Data records:
<<<<

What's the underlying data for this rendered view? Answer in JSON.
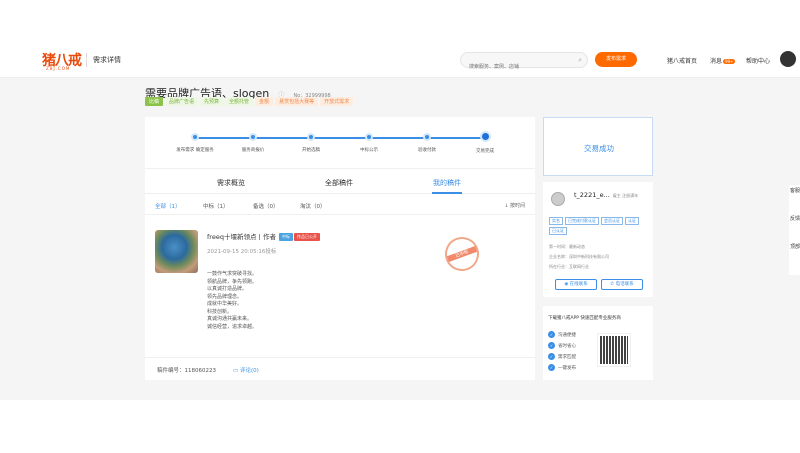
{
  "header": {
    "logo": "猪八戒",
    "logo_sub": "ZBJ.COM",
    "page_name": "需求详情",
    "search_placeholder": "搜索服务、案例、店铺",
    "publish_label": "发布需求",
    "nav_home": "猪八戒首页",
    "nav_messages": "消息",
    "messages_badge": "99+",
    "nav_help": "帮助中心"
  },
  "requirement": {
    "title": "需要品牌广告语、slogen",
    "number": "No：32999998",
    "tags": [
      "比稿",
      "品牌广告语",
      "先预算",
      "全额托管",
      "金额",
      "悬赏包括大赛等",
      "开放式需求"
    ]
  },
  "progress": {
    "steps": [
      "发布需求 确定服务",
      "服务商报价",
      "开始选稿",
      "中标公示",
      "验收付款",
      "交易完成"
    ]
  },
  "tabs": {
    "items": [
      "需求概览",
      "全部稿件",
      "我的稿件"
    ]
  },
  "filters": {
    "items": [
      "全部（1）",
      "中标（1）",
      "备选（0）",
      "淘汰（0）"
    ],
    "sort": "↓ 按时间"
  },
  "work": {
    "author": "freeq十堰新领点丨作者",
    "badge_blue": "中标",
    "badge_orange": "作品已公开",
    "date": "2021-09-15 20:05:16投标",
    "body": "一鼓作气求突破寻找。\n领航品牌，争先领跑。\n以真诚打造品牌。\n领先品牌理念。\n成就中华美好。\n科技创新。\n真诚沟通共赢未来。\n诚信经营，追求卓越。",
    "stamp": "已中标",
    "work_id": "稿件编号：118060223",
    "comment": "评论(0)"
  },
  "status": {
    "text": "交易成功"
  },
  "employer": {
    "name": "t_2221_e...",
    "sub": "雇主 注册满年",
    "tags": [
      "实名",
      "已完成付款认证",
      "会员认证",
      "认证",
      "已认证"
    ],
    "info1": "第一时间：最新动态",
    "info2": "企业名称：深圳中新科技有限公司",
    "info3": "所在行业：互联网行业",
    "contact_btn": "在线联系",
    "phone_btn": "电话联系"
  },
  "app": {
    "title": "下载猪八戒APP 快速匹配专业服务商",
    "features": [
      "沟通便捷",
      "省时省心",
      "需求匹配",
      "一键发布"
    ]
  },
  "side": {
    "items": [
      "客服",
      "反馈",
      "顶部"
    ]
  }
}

>>>>

The exercise
From the records, copy every line that has the string "title" in it.

Complete response
    "title": "需要品牌广告语、slogen",
    "title": "下载猪八戒APP 快速匹配专业服务商",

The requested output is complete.